#### DESCRIPTION OF THE TASK:
Report each line of the data that has "Citizenship" somewhere in it.

#### Chart and figure data:
------------------------------------------------

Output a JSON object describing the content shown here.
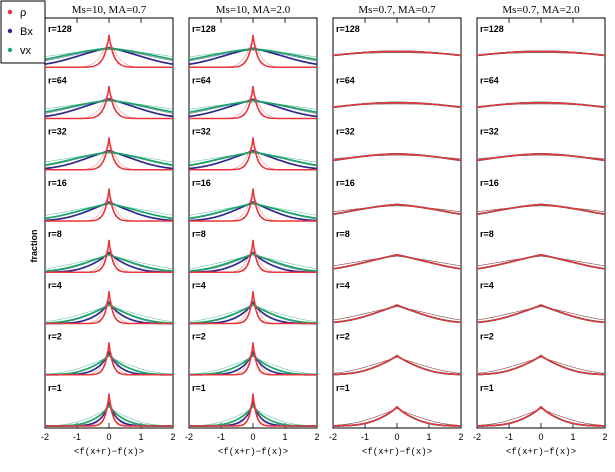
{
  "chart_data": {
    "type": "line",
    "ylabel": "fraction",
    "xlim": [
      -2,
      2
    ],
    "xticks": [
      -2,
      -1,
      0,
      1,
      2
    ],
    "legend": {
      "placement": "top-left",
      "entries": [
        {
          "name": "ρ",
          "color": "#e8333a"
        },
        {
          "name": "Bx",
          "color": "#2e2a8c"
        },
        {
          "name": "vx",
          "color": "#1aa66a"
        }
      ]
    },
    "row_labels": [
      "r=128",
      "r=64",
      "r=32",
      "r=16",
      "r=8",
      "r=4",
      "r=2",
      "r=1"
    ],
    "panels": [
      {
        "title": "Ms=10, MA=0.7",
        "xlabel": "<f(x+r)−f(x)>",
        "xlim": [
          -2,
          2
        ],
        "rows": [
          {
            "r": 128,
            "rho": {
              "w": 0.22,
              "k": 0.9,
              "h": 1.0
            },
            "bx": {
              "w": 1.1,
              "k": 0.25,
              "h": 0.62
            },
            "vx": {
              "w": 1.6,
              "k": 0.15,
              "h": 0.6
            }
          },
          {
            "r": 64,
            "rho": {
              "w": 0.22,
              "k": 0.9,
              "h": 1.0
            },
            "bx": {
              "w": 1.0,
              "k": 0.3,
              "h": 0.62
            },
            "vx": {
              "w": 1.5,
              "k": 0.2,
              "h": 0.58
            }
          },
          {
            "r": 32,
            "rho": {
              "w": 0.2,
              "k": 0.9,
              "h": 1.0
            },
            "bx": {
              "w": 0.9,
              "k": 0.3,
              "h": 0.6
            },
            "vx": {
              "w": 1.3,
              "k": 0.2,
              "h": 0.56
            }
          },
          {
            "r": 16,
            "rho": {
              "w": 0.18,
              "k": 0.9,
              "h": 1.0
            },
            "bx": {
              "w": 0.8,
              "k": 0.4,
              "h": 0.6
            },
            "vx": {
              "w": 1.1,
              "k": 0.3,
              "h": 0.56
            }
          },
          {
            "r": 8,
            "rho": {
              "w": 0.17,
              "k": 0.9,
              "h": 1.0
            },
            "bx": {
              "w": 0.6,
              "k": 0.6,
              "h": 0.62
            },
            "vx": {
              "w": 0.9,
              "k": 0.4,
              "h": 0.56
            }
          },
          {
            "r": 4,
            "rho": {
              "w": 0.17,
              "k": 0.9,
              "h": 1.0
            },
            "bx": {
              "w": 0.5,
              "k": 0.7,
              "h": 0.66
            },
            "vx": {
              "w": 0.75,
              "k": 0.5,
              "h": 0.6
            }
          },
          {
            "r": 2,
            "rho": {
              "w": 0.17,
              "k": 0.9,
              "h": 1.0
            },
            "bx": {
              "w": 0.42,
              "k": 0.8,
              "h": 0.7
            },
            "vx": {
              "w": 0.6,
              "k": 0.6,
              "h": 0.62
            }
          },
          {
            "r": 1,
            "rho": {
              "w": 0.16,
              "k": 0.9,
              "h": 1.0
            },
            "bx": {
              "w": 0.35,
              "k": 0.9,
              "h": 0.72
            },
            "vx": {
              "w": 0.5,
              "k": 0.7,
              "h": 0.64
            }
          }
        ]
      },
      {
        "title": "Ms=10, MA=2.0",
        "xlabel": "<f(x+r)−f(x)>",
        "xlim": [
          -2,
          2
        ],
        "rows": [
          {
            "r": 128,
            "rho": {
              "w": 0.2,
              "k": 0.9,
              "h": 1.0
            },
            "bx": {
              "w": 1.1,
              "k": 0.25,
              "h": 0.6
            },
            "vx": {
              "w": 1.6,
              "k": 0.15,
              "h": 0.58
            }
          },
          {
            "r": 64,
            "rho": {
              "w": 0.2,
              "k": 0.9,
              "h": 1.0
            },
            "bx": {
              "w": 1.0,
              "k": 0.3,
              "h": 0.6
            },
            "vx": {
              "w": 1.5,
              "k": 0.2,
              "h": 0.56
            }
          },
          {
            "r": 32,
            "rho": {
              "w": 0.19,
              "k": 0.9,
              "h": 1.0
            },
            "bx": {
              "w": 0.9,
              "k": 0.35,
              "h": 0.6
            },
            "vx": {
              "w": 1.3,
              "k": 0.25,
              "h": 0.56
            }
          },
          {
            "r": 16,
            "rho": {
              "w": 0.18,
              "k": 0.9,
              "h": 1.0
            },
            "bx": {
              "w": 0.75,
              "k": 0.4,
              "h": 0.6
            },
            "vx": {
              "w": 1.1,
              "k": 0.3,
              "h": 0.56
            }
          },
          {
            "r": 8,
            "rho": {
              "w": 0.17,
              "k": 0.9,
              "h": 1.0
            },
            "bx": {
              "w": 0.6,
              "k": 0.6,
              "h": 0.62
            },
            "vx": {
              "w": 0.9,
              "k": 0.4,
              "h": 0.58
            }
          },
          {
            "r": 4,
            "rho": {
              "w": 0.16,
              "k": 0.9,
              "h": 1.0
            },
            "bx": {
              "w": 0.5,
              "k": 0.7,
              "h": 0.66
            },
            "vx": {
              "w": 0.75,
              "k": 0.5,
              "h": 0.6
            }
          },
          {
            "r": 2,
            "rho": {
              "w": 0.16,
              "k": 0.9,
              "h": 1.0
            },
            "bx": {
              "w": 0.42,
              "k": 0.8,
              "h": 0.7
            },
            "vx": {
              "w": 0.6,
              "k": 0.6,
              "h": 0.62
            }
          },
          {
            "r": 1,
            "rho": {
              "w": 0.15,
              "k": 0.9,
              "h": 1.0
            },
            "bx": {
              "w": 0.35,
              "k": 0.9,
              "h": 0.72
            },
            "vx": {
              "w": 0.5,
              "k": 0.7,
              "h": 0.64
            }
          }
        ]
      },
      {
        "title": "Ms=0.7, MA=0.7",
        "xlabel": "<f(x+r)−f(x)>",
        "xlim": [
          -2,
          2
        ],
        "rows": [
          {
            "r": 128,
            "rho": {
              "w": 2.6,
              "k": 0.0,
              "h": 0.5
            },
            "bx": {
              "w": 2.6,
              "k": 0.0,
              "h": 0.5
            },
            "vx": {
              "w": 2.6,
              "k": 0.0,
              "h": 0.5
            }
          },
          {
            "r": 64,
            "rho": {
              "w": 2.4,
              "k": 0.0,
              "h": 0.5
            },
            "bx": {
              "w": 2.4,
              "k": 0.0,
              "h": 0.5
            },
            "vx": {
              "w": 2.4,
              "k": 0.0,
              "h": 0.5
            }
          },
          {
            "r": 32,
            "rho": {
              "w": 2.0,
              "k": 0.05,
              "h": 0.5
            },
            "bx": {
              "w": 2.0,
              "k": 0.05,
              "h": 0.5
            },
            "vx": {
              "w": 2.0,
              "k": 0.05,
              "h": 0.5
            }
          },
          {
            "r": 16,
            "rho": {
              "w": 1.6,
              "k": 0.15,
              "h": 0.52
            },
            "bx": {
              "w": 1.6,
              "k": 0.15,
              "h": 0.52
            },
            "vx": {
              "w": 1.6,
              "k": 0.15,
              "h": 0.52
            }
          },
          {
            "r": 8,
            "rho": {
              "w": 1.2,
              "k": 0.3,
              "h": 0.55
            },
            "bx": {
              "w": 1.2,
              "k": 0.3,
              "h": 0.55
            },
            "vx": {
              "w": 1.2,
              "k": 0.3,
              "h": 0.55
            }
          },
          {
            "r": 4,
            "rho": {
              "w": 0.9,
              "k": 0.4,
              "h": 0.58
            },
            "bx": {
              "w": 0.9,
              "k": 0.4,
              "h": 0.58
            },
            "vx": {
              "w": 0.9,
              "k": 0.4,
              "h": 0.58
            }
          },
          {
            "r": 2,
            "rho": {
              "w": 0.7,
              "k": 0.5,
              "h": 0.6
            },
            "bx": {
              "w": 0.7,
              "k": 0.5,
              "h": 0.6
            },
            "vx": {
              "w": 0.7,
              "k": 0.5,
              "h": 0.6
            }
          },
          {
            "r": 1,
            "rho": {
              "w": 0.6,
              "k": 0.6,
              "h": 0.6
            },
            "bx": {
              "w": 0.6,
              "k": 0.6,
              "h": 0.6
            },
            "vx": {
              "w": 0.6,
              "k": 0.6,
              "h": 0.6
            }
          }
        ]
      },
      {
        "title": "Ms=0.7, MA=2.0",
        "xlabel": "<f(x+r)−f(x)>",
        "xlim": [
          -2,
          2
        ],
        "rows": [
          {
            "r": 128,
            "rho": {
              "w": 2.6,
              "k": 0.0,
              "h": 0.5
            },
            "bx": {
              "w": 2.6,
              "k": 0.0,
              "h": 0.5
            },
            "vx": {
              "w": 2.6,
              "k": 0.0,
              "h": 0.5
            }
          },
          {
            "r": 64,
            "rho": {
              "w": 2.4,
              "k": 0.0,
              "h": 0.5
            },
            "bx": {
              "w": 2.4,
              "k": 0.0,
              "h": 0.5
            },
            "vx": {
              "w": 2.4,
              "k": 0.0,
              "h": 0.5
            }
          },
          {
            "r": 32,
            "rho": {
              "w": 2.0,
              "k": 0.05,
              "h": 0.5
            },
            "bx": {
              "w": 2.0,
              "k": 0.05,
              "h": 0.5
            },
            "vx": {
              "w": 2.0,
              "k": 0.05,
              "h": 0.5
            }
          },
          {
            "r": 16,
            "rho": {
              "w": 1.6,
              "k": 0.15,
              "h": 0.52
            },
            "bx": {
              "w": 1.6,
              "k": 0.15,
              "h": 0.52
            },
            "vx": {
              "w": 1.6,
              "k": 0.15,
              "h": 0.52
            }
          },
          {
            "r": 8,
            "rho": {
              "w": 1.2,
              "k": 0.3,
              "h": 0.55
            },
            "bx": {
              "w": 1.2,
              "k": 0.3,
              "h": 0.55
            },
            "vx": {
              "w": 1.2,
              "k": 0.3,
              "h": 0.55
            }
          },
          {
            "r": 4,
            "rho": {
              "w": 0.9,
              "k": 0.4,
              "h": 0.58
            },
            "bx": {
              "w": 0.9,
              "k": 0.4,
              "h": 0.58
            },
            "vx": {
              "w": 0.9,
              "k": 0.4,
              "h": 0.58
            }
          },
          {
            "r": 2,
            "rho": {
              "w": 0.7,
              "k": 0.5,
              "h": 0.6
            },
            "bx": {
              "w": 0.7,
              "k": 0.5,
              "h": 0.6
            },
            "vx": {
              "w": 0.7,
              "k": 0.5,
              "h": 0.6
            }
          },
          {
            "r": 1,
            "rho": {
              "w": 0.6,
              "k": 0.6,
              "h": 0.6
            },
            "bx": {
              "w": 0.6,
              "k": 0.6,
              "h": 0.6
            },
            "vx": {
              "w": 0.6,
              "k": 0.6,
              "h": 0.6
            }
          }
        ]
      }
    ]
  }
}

------------------------------------------------

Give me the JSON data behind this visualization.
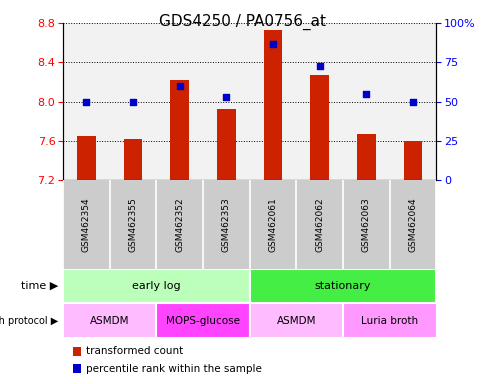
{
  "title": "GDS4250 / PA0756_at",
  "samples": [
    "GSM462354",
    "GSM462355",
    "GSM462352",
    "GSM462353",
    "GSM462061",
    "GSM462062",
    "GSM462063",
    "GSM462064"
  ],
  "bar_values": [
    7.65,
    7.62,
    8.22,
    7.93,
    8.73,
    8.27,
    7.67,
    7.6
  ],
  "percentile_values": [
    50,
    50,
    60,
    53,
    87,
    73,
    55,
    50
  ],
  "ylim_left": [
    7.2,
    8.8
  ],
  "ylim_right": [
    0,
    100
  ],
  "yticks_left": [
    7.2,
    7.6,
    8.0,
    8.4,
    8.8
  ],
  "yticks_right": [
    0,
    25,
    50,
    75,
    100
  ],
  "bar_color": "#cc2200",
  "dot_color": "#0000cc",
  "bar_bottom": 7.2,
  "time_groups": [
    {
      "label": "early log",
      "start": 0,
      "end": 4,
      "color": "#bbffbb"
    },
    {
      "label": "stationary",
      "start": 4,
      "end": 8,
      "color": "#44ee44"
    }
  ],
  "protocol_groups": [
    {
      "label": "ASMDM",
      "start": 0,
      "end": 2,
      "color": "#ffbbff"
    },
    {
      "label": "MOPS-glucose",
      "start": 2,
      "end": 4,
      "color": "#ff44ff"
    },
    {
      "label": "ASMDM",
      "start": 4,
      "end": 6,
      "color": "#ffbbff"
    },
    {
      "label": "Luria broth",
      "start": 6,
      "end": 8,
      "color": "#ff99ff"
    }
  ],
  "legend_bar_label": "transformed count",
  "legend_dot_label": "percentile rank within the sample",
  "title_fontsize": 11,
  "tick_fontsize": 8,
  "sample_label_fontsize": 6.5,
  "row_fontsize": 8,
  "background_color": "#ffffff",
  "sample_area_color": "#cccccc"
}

------------------------------------------------

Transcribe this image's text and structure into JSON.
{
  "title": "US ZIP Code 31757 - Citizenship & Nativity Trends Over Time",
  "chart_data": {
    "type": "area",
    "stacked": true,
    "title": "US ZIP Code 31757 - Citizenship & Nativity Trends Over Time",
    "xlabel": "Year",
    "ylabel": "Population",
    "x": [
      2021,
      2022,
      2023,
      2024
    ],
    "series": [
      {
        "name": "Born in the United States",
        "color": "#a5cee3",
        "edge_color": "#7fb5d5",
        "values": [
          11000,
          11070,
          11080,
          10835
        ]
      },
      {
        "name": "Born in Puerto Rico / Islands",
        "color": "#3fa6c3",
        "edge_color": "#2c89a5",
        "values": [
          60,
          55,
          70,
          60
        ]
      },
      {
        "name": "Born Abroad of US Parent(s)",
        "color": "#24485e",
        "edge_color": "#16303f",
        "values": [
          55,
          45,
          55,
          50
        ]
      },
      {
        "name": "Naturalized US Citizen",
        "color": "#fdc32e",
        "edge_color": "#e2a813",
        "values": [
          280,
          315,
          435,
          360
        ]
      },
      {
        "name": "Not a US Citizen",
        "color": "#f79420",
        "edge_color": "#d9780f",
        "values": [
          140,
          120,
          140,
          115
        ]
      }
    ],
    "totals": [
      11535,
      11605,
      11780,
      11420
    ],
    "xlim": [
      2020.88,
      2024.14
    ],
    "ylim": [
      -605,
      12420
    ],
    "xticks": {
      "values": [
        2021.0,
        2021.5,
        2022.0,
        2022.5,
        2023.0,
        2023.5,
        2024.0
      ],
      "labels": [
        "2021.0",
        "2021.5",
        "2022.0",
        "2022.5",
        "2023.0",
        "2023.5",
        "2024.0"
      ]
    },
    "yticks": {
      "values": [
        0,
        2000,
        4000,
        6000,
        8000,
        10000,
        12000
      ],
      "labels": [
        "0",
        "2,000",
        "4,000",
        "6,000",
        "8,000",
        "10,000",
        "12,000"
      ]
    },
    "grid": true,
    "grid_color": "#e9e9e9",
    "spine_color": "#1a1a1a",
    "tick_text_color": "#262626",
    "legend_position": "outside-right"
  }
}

------------------------------------------------

#### TASK ANSWER:
  "title": "US ZIP Code 31757 - Citizenship & Nativity Trends Over Time",
    "title": "US ZIP Code 31757 - Citizenship & Nativity Trends Over Time",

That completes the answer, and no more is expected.